**Given problem:**
Write out every line below that includes the word "screenshot".

**Material provided:**

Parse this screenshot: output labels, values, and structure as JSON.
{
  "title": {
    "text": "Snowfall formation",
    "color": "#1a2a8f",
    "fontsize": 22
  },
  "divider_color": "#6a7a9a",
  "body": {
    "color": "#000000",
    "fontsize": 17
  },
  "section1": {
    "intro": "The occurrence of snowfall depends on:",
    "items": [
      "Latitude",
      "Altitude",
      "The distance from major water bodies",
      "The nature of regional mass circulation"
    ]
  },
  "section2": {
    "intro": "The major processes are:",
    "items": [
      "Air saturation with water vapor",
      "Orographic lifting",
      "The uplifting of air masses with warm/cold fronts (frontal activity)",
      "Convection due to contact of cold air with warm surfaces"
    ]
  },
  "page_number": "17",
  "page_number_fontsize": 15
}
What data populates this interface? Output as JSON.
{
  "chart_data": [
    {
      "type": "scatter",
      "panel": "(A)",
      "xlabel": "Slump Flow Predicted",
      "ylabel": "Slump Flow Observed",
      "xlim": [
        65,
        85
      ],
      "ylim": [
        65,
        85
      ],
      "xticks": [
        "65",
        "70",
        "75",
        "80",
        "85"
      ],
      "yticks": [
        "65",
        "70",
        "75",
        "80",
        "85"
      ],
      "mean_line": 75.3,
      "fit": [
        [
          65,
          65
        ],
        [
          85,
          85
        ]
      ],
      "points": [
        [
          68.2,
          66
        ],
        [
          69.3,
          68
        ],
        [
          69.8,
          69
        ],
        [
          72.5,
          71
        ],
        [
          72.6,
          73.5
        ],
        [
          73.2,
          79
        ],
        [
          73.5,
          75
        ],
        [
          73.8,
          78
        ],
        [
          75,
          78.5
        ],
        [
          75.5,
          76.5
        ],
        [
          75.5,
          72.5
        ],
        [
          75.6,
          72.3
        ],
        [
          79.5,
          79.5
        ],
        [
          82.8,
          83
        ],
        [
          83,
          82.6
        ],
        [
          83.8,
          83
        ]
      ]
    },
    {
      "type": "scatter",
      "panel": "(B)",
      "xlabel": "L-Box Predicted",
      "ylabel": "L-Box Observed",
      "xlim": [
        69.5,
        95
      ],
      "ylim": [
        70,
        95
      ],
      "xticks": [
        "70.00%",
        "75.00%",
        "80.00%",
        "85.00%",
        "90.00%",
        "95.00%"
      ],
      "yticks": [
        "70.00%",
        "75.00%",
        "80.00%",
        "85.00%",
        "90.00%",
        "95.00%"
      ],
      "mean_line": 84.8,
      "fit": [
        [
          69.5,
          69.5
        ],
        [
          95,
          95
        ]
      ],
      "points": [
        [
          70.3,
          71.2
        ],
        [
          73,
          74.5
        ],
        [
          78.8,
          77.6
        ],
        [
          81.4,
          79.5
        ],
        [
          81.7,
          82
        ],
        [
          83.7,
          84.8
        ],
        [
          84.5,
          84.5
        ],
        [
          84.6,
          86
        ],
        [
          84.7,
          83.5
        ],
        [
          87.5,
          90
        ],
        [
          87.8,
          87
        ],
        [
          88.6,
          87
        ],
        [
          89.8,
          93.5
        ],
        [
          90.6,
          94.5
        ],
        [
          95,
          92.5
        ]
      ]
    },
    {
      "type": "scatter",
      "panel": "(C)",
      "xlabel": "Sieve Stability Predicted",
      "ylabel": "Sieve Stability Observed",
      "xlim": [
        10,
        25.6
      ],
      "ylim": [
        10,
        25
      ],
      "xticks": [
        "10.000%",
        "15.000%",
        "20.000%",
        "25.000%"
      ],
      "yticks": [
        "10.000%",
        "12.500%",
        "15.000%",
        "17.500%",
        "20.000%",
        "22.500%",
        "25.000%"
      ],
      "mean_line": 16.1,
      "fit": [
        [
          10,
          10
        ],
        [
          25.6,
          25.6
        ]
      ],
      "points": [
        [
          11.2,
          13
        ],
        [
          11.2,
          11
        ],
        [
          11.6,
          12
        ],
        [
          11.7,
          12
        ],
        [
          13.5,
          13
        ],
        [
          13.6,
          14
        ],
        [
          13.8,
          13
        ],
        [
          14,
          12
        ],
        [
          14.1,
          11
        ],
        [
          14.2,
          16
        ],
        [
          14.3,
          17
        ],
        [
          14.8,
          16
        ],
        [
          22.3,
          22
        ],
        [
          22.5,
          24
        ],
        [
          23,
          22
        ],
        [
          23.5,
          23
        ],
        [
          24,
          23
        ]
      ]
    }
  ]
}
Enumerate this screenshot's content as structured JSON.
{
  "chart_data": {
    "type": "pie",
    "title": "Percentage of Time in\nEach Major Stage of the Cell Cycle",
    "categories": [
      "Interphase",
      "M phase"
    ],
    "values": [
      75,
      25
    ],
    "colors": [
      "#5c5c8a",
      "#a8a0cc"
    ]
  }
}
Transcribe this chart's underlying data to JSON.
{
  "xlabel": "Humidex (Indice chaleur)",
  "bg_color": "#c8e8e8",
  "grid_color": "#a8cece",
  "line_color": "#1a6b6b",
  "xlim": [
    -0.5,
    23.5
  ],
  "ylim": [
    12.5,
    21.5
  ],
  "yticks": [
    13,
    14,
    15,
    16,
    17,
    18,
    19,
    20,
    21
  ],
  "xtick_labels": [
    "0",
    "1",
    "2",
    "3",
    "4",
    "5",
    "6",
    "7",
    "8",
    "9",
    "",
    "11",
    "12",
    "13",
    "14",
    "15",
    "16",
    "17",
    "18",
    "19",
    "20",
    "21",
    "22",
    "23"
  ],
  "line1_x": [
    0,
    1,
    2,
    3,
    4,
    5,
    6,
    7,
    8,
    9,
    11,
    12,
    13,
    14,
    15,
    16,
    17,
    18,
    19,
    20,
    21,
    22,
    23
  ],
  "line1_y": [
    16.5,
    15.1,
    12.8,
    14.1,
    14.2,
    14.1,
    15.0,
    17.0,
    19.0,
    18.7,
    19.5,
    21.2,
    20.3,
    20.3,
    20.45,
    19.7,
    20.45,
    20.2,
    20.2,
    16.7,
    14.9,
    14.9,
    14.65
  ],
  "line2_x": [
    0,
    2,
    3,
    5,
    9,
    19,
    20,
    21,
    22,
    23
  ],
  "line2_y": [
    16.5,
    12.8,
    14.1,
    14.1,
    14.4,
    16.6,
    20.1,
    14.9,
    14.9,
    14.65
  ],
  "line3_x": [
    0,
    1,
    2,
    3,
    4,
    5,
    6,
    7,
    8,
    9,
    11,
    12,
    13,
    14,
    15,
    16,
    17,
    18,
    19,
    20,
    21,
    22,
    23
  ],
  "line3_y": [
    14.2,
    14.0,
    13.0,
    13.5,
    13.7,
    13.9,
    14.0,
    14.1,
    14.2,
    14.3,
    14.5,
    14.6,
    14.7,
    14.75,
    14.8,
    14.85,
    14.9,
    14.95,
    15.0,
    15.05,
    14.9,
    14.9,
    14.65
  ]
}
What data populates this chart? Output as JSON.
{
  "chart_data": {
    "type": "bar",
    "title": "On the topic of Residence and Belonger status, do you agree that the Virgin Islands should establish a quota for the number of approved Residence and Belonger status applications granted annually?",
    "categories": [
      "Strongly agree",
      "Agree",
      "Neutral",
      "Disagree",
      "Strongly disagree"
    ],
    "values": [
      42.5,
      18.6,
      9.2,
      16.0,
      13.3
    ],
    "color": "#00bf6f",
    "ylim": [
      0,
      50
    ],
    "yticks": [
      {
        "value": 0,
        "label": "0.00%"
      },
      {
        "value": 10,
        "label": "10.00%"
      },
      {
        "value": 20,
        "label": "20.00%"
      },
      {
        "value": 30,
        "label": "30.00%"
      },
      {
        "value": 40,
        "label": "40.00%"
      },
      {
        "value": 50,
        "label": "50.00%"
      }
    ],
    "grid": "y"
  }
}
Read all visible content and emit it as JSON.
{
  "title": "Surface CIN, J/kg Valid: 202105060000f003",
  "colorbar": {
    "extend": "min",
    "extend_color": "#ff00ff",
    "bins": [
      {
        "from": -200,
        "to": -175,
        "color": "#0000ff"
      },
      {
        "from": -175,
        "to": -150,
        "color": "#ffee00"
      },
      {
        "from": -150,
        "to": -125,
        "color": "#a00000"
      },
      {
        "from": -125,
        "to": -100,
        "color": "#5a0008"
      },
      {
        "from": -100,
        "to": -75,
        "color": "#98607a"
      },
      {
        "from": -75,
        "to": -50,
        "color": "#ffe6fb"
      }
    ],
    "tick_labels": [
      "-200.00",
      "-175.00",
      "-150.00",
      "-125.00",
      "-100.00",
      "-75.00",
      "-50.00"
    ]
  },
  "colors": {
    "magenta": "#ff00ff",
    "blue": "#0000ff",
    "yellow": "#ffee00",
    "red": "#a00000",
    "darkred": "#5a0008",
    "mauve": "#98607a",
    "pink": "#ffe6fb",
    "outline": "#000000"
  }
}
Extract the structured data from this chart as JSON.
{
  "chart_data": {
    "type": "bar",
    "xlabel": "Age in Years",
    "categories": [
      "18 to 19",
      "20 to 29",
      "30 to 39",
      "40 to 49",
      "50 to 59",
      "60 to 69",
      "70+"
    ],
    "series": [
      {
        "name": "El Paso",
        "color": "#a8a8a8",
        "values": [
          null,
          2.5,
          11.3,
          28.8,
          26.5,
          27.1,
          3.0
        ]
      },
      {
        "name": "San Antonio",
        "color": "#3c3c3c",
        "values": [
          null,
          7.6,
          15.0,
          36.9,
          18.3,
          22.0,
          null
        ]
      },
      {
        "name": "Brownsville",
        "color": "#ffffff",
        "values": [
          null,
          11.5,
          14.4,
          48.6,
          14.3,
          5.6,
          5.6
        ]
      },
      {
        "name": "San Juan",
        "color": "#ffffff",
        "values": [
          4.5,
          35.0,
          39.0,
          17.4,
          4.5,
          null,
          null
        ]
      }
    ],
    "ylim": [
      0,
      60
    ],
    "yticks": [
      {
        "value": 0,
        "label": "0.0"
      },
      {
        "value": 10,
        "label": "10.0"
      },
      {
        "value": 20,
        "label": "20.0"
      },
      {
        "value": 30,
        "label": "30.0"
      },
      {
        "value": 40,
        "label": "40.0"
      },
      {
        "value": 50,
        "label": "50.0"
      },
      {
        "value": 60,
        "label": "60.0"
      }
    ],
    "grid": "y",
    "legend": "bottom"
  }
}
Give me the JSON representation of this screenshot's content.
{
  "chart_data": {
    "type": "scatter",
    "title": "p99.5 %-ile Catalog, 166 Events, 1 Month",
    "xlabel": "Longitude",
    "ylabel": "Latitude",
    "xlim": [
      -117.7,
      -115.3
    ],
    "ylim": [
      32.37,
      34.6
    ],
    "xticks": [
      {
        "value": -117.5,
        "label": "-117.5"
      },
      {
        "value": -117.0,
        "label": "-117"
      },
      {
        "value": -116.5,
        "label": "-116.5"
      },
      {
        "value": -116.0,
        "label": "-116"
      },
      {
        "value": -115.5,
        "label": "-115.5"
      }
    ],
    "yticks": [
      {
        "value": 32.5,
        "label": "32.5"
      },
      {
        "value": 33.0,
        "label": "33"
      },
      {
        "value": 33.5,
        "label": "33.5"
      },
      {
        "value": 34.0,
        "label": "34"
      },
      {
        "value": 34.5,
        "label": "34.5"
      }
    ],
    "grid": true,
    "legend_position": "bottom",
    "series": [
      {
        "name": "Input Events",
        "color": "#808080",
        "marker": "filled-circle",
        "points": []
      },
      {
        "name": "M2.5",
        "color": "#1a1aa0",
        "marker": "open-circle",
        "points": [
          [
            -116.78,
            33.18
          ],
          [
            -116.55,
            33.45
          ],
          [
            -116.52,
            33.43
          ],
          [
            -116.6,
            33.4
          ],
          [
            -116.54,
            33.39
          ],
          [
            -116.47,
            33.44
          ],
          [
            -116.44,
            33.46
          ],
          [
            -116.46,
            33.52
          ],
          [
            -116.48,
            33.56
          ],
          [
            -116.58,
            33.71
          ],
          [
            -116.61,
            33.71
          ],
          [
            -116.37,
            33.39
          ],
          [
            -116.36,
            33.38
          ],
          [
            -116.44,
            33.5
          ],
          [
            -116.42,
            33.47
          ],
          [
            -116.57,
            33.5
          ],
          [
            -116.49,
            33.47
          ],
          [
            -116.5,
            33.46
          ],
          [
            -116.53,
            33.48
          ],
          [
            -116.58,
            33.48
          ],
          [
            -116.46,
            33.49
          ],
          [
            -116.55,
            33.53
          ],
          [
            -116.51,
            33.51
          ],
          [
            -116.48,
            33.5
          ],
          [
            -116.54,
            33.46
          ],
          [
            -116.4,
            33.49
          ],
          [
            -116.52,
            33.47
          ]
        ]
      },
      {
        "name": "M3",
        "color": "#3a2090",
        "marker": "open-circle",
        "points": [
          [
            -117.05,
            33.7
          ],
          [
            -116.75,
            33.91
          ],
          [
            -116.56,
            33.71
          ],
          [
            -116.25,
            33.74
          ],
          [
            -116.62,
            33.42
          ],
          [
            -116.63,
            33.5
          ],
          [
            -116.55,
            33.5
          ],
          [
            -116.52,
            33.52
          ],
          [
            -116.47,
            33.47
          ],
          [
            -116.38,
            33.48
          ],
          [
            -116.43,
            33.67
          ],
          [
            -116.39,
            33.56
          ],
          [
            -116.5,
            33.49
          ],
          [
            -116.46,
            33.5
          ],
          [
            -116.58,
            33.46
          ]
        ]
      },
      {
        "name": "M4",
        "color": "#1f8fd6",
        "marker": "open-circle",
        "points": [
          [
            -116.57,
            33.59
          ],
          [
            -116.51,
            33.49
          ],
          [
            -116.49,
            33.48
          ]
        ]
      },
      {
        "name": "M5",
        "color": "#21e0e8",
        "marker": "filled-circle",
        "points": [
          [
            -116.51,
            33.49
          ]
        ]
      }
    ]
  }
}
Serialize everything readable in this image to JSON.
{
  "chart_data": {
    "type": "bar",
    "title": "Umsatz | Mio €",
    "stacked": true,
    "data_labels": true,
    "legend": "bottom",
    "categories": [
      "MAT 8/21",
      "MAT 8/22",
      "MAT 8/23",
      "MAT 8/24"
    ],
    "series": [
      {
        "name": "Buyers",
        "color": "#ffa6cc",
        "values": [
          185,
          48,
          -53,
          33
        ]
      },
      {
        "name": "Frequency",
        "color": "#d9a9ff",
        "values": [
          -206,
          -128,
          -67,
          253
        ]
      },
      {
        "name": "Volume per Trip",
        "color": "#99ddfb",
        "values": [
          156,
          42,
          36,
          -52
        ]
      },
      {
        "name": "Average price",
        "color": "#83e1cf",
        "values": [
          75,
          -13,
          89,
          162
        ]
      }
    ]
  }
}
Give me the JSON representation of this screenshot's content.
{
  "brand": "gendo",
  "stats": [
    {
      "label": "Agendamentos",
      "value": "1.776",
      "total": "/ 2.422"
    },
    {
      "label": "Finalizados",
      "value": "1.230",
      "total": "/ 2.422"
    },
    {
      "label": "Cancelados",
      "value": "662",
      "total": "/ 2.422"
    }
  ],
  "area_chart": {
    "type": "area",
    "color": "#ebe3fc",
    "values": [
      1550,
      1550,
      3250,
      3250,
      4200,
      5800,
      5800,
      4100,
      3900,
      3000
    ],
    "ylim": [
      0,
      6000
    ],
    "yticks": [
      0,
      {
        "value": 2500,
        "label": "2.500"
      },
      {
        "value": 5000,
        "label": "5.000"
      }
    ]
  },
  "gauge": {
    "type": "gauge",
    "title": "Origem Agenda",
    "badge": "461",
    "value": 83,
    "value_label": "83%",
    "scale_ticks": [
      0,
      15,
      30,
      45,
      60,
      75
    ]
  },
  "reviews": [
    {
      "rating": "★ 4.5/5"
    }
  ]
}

**Task response:**
Parse this screenshot: output labels, values, and structure as JSON.
Enumerate this screenshot's content as structured JSON.
Give me the JSON representation of this screenshot's content.
Give me the JSON representation of this screenshot's content.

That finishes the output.